Provided data:
----------------------------------------
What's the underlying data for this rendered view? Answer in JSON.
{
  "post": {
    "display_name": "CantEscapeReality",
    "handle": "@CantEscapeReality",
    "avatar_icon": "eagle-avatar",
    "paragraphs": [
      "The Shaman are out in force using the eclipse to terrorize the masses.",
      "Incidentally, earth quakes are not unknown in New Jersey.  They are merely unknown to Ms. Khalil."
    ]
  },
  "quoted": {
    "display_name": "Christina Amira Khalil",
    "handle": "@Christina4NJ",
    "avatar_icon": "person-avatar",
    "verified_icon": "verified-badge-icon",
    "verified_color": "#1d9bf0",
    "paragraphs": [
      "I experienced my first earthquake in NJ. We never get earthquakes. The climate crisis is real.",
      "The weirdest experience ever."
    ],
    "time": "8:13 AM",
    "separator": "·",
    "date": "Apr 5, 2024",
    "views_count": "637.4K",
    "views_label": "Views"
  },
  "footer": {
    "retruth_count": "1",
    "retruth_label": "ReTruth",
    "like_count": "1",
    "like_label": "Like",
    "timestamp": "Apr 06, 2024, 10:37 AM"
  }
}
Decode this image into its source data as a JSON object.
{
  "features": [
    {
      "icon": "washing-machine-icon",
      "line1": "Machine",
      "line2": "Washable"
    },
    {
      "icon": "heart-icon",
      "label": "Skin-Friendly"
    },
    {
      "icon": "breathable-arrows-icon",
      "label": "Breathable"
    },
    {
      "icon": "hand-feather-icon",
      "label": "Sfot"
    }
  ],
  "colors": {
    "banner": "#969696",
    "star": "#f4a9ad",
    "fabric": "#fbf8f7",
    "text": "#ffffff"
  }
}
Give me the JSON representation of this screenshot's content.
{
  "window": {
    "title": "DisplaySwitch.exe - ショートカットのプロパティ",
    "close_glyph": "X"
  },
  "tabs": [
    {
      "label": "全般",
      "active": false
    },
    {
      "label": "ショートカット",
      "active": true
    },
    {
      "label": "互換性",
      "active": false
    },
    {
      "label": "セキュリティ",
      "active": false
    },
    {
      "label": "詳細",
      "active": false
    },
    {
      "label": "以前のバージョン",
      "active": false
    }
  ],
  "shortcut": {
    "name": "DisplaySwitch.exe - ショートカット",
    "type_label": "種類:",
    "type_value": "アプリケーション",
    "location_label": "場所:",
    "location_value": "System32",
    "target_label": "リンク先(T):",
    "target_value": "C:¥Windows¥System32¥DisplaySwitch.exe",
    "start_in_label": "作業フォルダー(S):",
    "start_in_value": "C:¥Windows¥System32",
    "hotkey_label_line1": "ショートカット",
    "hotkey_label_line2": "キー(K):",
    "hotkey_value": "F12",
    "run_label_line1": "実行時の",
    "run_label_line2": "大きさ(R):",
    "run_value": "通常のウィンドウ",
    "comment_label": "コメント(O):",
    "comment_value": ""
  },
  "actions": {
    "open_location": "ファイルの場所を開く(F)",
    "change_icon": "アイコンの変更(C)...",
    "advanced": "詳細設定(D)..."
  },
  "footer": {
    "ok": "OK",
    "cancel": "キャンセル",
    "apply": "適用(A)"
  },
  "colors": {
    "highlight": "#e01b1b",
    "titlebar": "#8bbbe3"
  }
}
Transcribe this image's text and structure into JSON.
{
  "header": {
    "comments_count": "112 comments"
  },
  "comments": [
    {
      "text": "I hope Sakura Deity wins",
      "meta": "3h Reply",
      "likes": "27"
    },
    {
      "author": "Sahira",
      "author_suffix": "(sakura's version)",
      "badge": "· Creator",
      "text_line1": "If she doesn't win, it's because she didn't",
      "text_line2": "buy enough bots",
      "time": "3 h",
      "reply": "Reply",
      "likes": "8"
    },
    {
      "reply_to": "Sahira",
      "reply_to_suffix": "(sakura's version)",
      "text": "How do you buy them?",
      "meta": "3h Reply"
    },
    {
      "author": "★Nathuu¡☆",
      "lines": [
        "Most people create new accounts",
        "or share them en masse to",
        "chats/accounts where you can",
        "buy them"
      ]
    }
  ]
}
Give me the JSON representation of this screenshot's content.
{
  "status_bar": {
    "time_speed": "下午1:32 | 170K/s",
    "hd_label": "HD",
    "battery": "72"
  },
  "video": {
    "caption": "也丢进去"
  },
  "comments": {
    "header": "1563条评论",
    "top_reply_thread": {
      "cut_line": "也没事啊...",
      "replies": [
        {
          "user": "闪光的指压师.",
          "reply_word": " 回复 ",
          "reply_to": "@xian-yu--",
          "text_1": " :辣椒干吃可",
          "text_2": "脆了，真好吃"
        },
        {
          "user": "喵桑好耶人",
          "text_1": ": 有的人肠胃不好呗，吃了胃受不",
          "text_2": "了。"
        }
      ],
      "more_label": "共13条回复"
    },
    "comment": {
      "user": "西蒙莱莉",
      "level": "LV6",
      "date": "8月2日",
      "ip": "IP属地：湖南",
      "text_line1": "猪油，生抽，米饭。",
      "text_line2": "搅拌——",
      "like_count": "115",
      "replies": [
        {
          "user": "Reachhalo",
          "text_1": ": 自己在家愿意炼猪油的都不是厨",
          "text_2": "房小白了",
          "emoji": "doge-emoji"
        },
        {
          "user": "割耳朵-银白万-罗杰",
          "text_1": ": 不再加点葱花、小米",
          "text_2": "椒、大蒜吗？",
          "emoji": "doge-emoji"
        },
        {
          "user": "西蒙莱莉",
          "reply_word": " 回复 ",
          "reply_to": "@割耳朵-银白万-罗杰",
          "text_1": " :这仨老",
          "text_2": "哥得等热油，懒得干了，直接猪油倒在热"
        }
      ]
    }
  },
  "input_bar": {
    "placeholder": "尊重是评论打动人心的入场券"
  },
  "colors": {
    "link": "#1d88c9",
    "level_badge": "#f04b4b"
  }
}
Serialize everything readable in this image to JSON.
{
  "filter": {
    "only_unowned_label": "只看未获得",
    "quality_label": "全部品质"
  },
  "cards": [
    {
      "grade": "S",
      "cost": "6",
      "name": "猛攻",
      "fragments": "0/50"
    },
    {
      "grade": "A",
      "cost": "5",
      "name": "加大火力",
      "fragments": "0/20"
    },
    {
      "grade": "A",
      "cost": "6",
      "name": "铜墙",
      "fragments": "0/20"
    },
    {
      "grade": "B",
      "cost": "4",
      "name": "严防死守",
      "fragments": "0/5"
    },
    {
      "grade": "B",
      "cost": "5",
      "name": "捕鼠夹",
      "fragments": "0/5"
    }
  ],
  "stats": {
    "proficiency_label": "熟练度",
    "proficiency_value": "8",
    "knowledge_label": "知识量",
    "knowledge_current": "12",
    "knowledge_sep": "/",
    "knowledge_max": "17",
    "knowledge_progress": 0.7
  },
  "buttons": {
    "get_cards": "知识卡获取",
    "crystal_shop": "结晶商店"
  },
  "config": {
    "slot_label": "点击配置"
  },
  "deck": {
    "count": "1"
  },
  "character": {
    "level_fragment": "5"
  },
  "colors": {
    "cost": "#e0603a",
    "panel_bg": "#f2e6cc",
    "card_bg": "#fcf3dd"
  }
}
----------------------------------------
Please quote the data above in full, with no line missing.

What's the underlying data for this rendered view? Answer in JSON.
{
  "post": {
    "display_name": "CantEscapeReality",
    "handle": "@CantEscapeReality",
    "avatar_icon": "eagle-avatar",
    "paragraphs": [
      "The Shaman are out in force using the eclipse to terrorize the masses.",
      "Incidentally, earth quakes are not unknown in New Jersey.  They are merely unknown to Ms. Khalil."
    ]
  },
  "quoted": {
    "display_name": "Christina Amira Khalil",
    "handle": "@Christina4NJ",
    "avatar_icon": "person-avatar",
    "verified_icon": "verified-badge-icon",
    "verified_color": "#1d9bf0",
    "paragraphs": [
      "I experienced my first earthquake in NJ. We never get earthquakes. The climate crisis is real.",
      "The weirdest experience ever."
    ],
    "time": "8:13 AM",
    "separator": "·",
    "date": "Apr 5, 2024",
    "views_count": "637.4K",
    "views_label": "Views"
  },
  "footer": {
    "retruth_count": "1",
    "retruth_label": "ReTruth",
    "like_count": "1",
    "like_label": "Like",
    "timestamp": "Apr 06, 2024, 10:37 AM"
  }
}
Decode this image into its source data as a JSON object.
{
  "features": [
    {
      "icon": "washing-machine-icon",
      "line1": "Machine",
      "line2": "Washable"
    },
    {
      "icon": "heart-icon",
      "label": "Skin-Friendly"
    },
    {
      "icon": "breathable-arrows-icon",
      "label": "Breathable"
    },
    {
      "icon": "hand-feather-icon",
      "label": "Sfot"
    }
  ],
  "colors": {
    "banner": "#969696",
    "star": "#f4a9ad",
    "fabric": "#fbf8f7",
    "text": "#ffffff"
  }
}
Give me the JSON representation of this screenshot's content.
{
  "window": {
    "title": "DisplaySwitch.exe - ショートカットのプロパティ",
    "close_glyph": "X"
  },
  "tabs": [
    {
      "label": "全般",
      "active": false
    },
    {
      "label": "ショートカット",
      "active": true
    },
    {
      "label": "互換性",
      "active": false
    },
    {
      "label": "セキュリティ",
      "active": false
    },
    {
      "label": "詳細",
      "active": false
    },
    {
      "label": "以前のバージョン",
      "active": false
    }
  ],
  "shortcut": {
    "name": "DisplaySwitch.exe - ショートカット",
    "type_label": "種類:",
    "type_value": "アプリケーション",
    "location_label": "場所:",
    "location_value": "System32",
    "target_label": "リンク先(T):",
    "target_value": "C:¥Windows¥System32¥DisplaySwitch.exe",
    "start_in_label": "作業フォルダー(S):",
    "start_in_value": "C:¥Windows¥System32",
    "hotkey_label_line1": "ショートカット",
    "hotkey_label_line2": "キー(K):",
    "hotkey_value": "F12",
    "run_label_line1": "実行時の",
    "run_label_line2": "大きさ(R):",
    "run_value": "通常のウィンドウ",
    "comment_label": "コメント(O):",
    "comment_value": ""
  },
  "actions": {
    "open_location": "ファイルの場所を開く(F)",
    "change_icon": "アイコンの変更(C)...",
    "advanced": "詳細設定(D)..."
  },
  "footer": {
    "ok": "OK",
    "cancel": "キャンセル",
    "apply": "適用(A)"
  },
  "colors": {
    "highlight": "#e01b1b",
    "titlebar": "#8bbbe3"
  }
}
Transcribe this image's text and structure into JSON.
{
  "header": {
    "comments_count": "112 comments"
  },
  "comments": [
    {
      "text": "I hope Sakura Deity wins",
      "meta": "3h Reply",
      "likes": "27"
    },
    {
      "author": "Sahira",
      "author_suffix": "(sakura's version)",
      "badge": "· Creator",
      "text_line1": "If she doesn't win, it's because she didn't",
      "text_line2": "buy enough bots",
      "time": "3 h",
      "reply": "Reply",
      "likes": "8"
    },
    {
      "reply_to": "Sahira",
      "reply_to_suffix": "(sakura's version)",
      "text": "How do you buy them?",
      "meta": "3h Reply"
    },
    {
      "author": "★Nathuu¡☆",
      "lines": [
        "Most people create new accounts",
        "or share them en masse to",
        "chats/accounts where you can",
        "buy them"
      ]
    }
  ]
}
Give me the JSON representation of this screenshot's content.
{
  "status_bar": {
    "time_speed": "下午1:32 | 170K/s",
    "hd_label": "HD",
    "battery": "72"
  },
  "video": {
    "caption": "也丢进去"
  },
  "comments": {
    "header": "1563条评论",
    "top_reply_thread": {
      "cut_line": "也没事啊...",
      "replies": [
        {
          "user": "闪光的指压师.",
          "reply_word": " 回复 ",
          "reply_to": "@xian-yu--",
          "text_1": " :辣椒干吃可",
          "text_2": "脆了，真好吃"
        },
        {
          "user": "喵桑好耶人",
          "text_1": ": 有的人肠胃不好呗，吃了胃受不",
          "text_2": "了。"
        }
      ],
      "more_label": "共13条回复"
    },
    "comment": {
      "user": "西蒙莱莉",
      "level": "LV6",
      "date": "8月2日",
      "ip": "IP属地：湖南",
      "text_line1": "猪油，生抽，米饭。",
      "text_line2": "搅拌——",
      "like_count": "115",
      "replies": [
        {
          "user": "Reachhalo",
          "text_1": ": 自己在家愿意炼猪油的都不是厨",
          "text_2": "房小白了",
          "emoji": "doge-emoji"
        },
        {
          "user": "割耳朵-银白万-罗杰",
          "text_1": ": 不再加点葱花、小米",
          "text_2": "椒、大蒜吗？",
          "emoji": "doge-emoji"
        },
        {
          "user": "西蒙莱莉",
          "reply_word": " 回复 ",
          "reply_to": "@割耳朵-银白万-罗杰",
          "text_1": " :这仨老",
          "text_2": "哥得等热油，懒得干了，直接猪油倒在热"
        }
      ]
    }
  },
  "input_bar": {
    "placeholder": "尊重是评论打动人心的入场券"
  },
  "colors": {
    "link": "#1d88c9",
    "level_badge": "#f04b4b"
  }
}
Serialize everything readable in this image to JSON.
{
  "filter": {
    "only_unowned_label": "只看未获得",
    "quality_label": "全部品质"
  },
  "cards": [
    {
      "grade": "S",
      "cost": "6",
      "name": "猛攻",
      "fragments": "0/50"
    },
    {
      "grade": "A",
      "cost": "5",
      "name": "加大火力",
      "fragments": "0/20"
    },
    {
      "grade": "A",
      "cost": "6",
      "name": "铜墙",
      "fragments": "0/20"
    },
    {
      "grade": "B",
      "cost": "4",
      "name": "严防死守",
      "fragments": "0/5"
    },
    {
      "grade": "B",
      "cost": "5",
      "name": "捕鼠夹",
      "fragments": "0/5"
    }
  ],
  "stats": {
    "proficiency_label": "熟练度",
    "proficiency_value": "8",
    "knowledge_label": "知识量",
    "knowledge_current": "12",
    "knowledge_sep": "/",
    "knowledge_max": "17",
    "knowledge_progress": 0.7
  },
  "buttons": {
    "get_cards": "知识卡获取",
    "crystal_shop": "结晶商店"
  },
  "config": {
    "slot_label": "点击配置"
  },
  "deck": {
    "count": "1"
  },
  "character": {
    "level_fragment": "5"
  },
  "colors": {
    "cost": "#e0603a",
    "panel_bg": "#f2e6cc",
    "card_bg": "#fcf3dd"
  }
}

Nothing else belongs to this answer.